== PROBLEM ==
Every line that contains the word "上海市房租租赁合同" should be copied out.

(Saved data entries)
-------------------------

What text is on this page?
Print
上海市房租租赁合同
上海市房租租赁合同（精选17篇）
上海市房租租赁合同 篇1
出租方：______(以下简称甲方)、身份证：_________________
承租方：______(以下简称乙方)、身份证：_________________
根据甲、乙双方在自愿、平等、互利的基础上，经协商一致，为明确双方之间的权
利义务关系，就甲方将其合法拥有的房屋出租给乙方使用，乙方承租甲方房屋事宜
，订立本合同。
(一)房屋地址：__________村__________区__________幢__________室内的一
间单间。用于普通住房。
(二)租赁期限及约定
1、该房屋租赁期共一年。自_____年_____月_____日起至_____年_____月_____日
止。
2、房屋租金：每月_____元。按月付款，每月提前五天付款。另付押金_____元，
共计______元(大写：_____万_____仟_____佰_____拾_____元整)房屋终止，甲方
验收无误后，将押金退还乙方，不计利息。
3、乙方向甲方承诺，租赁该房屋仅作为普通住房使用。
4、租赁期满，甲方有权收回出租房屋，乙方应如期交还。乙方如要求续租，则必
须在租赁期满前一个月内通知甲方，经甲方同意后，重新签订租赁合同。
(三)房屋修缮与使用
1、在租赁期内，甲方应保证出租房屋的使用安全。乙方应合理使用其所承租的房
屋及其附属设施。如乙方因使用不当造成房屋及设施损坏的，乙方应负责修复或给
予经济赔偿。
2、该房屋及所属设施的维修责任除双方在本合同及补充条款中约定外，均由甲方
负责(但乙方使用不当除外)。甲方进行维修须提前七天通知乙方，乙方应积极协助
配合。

-------------------------

== SOLVED PROBLEM ==
上海市房租租赁合同
上海市房租租赁合同（精选17篇）
上海市房租租赁合同 篇1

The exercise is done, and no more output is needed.